▶ [What needs to be done]
Pull out every line from the listing that has the word "エクスフォリエーティング".

▶ [Data for this exercise]
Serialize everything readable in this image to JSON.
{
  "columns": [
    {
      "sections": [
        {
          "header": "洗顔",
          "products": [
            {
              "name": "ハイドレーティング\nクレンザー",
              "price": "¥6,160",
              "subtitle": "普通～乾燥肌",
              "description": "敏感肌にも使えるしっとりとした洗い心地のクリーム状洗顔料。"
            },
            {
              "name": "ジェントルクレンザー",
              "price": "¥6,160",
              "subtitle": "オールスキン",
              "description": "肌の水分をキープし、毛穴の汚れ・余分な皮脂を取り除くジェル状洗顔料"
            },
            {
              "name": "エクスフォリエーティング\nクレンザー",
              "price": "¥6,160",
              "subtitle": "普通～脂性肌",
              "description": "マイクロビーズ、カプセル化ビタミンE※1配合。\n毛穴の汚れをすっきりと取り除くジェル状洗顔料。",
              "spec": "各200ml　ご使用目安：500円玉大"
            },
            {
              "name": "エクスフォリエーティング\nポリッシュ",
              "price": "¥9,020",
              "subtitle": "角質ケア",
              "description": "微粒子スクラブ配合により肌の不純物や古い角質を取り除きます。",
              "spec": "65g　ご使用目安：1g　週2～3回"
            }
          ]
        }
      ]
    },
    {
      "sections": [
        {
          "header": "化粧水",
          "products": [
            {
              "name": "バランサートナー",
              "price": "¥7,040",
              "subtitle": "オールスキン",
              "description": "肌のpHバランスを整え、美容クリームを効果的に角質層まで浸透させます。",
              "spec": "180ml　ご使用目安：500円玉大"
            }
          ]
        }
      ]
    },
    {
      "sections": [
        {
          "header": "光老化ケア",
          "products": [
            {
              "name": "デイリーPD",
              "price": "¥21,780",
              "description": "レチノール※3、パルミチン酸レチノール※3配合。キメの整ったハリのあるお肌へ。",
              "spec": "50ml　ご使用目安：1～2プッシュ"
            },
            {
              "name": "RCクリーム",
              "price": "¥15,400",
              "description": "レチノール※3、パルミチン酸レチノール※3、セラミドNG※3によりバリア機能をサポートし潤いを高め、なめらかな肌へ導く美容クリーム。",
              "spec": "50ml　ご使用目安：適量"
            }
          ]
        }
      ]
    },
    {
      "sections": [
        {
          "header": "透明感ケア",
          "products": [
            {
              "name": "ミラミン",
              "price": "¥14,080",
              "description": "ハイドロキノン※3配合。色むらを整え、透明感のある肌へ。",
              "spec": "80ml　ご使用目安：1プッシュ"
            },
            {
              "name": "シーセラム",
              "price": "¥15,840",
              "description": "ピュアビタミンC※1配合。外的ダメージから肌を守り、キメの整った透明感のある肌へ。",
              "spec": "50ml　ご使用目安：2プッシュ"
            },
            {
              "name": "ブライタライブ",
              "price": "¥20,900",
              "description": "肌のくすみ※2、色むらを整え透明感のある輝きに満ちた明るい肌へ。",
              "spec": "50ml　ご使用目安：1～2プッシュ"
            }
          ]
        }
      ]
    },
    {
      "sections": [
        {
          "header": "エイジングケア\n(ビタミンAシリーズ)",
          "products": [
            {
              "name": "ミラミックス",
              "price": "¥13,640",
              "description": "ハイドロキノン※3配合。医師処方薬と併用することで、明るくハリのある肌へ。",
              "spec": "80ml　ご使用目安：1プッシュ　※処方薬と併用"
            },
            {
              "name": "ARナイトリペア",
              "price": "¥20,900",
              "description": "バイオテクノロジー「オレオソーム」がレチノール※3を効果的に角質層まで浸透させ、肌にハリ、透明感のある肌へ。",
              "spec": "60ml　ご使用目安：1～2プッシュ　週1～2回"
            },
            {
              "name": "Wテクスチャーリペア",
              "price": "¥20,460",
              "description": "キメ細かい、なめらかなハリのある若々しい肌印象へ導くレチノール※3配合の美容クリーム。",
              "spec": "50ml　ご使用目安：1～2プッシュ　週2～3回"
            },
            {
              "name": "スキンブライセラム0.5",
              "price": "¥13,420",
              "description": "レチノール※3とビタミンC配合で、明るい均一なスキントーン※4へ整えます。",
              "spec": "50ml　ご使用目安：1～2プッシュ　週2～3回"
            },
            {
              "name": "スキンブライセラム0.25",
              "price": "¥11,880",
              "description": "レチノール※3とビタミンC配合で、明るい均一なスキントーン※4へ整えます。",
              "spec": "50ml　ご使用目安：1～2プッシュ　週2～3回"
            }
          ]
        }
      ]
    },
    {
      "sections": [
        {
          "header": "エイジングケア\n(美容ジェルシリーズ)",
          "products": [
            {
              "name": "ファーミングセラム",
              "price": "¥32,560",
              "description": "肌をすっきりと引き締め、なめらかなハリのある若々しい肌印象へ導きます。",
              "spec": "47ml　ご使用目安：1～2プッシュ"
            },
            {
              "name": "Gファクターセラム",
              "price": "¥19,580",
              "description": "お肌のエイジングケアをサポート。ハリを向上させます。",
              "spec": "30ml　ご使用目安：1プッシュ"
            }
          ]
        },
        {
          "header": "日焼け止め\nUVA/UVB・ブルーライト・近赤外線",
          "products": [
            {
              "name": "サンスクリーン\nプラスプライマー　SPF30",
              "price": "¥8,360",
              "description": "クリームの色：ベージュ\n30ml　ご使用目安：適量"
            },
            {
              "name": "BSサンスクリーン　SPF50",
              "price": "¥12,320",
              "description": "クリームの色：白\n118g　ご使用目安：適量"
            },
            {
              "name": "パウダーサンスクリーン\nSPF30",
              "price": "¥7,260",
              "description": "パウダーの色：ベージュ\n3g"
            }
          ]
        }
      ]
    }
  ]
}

▶ [Expected output]
              "name": "エクスフォリエーティング\nクレンザー",
              "name": "エクスフォリエーティング\nポリッシュ",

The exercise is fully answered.